Problem to work on: Return exactly the span of lines that opens with the line containing "OCR this image." and closes with the last line of the data, inclusive.

** START OF Record excerpts **

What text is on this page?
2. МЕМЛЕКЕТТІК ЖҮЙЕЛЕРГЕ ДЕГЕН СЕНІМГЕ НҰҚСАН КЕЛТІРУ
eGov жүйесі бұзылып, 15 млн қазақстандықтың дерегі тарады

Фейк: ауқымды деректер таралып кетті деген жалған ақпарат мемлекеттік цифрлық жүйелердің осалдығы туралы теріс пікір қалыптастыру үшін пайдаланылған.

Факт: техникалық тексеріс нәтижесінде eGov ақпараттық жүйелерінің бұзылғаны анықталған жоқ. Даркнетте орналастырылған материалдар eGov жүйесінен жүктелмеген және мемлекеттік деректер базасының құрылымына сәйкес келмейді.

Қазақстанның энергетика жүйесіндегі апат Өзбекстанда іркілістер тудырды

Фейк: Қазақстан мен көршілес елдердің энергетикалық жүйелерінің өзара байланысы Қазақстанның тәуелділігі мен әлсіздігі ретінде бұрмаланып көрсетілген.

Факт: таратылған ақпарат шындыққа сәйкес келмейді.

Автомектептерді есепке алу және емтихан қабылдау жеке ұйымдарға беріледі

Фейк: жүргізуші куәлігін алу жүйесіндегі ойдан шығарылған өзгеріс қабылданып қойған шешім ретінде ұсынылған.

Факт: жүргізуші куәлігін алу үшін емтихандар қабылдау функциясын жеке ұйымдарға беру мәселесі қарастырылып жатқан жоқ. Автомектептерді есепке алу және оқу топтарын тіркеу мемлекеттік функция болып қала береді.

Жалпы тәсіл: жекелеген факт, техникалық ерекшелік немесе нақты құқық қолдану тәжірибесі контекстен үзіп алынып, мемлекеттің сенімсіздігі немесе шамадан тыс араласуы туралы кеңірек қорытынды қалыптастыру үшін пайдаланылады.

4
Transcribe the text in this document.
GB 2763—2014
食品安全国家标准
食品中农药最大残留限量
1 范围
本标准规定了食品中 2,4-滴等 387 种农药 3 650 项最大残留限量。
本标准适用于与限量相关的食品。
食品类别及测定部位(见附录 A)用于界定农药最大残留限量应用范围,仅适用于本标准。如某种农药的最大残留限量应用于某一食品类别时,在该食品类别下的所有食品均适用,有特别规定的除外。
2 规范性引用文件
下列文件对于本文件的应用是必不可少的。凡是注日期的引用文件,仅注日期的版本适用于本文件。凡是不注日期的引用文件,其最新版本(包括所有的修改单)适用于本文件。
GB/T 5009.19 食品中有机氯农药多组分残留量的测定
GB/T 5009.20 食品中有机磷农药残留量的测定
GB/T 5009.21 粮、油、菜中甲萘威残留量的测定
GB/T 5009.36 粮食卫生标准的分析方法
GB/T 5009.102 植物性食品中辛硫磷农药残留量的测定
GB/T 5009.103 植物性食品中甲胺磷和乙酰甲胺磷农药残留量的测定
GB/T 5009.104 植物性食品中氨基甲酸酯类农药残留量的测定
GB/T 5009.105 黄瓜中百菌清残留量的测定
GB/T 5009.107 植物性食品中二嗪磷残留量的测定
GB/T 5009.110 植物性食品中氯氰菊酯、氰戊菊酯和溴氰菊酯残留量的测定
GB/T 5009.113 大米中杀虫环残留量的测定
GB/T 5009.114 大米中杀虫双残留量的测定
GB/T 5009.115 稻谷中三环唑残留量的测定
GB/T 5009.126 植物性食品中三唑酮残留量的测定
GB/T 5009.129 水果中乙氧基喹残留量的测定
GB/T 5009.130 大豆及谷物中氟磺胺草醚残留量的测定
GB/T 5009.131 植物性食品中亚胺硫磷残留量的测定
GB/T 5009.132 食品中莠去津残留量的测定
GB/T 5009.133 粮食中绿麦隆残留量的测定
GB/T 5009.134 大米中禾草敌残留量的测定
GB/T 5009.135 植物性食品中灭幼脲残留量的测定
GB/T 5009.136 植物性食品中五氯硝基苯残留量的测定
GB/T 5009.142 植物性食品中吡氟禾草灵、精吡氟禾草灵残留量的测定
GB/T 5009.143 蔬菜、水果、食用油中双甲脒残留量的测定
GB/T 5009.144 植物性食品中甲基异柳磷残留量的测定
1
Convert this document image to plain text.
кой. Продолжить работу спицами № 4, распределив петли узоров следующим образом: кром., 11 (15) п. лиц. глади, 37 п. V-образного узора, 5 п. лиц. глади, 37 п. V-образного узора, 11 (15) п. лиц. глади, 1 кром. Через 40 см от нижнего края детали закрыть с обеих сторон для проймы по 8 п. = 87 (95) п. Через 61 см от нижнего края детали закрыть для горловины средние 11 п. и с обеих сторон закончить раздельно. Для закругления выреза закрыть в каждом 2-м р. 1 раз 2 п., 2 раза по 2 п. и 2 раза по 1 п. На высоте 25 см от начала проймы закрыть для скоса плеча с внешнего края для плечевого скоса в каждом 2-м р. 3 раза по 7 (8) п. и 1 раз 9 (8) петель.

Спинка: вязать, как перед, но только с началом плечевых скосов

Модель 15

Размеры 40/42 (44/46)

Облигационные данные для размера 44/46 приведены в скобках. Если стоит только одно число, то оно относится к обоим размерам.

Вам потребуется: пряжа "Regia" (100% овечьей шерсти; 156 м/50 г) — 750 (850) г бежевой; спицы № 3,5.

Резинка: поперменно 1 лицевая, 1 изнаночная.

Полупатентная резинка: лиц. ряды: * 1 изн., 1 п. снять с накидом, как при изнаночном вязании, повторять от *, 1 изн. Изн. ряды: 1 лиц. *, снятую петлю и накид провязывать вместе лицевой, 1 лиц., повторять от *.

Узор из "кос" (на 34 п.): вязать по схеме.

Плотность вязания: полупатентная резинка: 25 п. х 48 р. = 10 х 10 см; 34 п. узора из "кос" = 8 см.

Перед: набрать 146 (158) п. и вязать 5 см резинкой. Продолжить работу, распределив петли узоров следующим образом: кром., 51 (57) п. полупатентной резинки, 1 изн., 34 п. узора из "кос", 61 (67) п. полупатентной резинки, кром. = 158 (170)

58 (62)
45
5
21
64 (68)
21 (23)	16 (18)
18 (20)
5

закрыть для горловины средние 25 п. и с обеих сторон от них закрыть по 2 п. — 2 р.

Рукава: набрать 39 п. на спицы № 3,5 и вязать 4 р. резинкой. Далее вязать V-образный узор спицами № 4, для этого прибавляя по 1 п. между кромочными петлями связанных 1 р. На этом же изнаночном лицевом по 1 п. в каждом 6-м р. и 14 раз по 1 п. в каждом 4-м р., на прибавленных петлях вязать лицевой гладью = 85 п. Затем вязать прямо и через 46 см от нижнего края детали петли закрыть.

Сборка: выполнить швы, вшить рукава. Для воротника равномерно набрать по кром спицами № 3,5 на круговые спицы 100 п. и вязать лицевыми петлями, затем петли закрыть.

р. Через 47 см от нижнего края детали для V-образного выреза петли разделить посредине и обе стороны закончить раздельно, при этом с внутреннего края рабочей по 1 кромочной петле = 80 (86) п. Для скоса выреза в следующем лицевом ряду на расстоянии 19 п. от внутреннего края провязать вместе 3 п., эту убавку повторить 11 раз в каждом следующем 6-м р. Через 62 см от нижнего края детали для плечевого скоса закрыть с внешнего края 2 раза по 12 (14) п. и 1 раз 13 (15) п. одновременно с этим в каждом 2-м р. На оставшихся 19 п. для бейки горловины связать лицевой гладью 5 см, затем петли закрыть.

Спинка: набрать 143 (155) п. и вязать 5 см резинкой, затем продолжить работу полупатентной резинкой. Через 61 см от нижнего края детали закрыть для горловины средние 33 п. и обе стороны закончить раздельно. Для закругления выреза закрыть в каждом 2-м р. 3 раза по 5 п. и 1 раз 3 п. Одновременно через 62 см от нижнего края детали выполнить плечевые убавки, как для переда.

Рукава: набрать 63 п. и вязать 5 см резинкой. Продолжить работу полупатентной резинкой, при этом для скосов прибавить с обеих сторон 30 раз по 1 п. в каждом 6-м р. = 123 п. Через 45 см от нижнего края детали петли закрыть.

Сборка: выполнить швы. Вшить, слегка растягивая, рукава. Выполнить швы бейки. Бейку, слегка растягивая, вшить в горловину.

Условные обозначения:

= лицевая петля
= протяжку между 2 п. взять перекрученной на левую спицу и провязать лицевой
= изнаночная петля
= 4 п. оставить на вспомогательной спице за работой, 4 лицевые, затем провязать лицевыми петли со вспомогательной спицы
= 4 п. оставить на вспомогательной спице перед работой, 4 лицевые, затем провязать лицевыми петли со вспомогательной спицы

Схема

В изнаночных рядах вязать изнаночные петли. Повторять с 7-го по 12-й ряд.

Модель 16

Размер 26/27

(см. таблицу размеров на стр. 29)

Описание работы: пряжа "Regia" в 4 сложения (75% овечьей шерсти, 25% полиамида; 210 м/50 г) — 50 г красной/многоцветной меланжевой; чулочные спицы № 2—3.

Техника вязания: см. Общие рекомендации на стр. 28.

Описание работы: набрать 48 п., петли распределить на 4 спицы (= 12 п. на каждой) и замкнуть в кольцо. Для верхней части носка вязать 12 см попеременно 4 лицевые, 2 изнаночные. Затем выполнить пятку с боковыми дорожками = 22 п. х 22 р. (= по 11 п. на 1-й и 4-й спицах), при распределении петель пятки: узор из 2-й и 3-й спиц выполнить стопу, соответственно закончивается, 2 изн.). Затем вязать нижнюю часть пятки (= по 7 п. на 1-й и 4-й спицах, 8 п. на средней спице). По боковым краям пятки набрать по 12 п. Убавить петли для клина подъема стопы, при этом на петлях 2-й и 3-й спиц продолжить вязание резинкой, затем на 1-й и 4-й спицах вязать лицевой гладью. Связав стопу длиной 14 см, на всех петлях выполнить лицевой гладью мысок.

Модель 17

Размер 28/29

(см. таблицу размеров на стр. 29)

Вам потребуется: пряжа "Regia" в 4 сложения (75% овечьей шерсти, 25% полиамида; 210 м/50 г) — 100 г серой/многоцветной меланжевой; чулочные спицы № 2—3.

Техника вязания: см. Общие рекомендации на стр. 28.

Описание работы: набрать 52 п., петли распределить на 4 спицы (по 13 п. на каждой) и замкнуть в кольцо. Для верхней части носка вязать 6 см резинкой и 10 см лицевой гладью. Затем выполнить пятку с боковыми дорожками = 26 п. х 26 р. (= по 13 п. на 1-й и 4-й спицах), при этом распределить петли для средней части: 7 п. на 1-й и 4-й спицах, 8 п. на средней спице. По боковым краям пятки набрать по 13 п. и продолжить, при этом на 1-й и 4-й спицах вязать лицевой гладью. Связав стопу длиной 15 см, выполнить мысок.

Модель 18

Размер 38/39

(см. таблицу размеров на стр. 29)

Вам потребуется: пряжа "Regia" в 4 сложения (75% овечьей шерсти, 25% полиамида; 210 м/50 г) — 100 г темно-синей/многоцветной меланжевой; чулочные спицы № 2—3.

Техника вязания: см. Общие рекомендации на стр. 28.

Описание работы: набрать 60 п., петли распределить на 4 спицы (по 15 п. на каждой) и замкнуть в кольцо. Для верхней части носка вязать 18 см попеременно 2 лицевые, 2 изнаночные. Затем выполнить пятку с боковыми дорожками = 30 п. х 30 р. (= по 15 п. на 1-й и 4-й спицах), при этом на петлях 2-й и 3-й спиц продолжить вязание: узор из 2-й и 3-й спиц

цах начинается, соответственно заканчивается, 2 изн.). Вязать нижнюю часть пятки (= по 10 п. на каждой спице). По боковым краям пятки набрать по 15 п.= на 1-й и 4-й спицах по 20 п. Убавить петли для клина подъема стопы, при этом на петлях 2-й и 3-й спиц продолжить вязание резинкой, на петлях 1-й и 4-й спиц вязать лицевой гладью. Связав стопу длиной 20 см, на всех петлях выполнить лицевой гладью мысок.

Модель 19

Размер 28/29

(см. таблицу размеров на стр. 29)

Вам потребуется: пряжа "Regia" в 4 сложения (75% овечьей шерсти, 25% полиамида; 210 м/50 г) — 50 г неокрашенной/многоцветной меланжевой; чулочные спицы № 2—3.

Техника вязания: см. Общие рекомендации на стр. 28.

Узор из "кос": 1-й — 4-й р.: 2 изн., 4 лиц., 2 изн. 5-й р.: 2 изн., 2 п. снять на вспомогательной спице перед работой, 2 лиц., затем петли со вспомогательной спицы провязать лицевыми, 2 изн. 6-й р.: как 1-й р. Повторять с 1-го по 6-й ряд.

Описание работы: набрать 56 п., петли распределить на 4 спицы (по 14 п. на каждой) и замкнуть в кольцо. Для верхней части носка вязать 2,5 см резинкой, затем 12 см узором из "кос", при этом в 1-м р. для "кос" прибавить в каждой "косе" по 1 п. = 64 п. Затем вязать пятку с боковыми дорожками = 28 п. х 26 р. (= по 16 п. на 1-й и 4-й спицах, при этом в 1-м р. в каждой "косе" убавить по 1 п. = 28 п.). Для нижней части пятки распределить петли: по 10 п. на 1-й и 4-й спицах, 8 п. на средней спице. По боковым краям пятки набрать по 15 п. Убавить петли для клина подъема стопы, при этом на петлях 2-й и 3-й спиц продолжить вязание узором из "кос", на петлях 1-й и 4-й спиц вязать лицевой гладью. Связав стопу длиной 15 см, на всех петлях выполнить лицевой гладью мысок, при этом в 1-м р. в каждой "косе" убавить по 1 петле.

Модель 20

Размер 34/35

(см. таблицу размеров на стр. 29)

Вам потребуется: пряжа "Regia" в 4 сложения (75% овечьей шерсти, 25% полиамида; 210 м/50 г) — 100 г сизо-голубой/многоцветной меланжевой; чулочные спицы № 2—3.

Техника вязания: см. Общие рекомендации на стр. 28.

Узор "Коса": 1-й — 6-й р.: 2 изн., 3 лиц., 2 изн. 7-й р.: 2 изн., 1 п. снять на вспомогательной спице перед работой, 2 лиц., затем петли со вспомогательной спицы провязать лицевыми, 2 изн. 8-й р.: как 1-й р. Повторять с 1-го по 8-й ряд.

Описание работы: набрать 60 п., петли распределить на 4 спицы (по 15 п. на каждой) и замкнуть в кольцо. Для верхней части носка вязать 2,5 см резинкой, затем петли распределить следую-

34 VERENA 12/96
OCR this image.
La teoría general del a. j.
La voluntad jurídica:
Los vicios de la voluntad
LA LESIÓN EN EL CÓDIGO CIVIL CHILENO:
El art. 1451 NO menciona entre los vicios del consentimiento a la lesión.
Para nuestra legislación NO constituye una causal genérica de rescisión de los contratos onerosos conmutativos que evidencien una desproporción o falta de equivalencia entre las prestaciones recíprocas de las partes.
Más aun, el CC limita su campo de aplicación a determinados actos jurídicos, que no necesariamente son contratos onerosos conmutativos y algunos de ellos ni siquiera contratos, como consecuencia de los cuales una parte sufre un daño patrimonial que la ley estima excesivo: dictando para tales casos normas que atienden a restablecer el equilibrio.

** END OF Record excerpts **

The output:
OCR this image.
La teoría general del a. j.
La voluntad jurídica:
Los vicios de la voluntad
LA LESIÓN EN EL CÓDIGO CIVIL CHILENO:
El art. 1451 NO menciona entre los vicios del consentimiento a la lesión.
Para nuestra legislación NO constituye una causal genérica de rescisión de los contratos onerosos conmutativos que evidencien una desproporción o falta de equivalencia entre las prestaciones recíprocas de las partes.
Más aun, el CC limita su campo de aplicación a determinados actos jurídicos, que no necesariamente son contratos onerosos conmutativos y algunos de ellos ni siquiera contratos, como consecuencia de los cuales una parte sufre un daño patrimonial que la ley estima excesivo: dictando para tales casos normas que atienden a restablecer el equilibrio.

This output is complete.